▶ _The task_:
Look through the data below. Collect every line where the word "JSON" occurs.

Data entries for graphics:

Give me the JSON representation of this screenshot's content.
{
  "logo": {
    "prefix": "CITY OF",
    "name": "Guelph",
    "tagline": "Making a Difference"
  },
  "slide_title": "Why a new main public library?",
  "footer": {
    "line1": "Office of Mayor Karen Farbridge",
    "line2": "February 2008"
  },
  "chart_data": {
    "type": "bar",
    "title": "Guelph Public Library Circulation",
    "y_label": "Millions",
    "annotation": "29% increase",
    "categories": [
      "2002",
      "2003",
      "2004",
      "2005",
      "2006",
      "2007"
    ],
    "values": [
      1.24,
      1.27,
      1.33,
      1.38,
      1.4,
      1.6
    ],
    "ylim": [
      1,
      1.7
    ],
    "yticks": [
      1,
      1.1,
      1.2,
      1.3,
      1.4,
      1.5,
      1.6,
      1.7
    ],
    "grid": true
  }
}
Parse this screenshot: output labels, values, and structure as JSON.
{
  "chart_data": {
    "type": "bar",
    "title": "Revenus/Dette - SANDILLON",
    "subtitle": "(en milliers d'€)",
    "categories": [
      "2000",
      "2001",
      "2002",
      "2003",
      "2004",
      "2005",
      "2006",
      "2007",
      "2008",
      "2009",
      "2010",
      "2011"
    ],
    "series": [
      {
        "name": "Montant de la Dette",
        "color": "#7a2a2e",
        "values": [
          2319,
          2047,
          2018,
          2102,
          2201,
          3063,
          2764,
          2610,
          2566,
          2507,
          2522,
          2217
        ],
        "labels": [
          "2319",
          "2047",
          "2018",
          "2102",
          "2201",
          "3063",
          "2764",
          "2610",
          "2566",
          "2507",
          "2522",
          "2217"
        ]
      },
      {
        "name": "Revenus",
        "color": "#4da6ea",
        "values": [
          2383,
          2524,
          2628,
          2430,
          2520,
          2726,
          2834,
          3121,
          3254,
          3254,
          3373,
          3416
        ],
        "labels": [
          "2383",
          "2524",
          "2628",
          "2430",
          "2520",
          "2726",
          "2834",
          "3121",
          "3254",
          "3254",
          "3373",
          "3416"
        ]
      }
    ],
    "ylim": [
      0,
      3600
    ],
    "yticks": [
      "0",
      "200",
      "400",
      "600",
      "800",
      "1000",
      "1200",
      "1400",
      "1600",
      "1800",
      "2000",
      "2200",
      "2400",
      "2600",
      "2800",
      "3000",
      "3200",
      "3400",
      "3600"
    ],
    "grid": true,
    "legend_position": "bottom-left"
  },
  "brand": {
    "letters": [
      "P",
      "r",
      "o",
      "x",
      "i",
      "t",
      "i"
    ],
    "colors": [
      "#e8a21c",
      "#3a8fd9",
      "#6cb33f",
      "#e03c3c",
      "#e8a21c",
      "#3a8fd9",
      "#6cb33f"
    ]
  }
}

▶ _Result of the task_:
Give me the JSON representation of this screenshot's content.
Parse this screenshot: output labels, values, and structure as JSON.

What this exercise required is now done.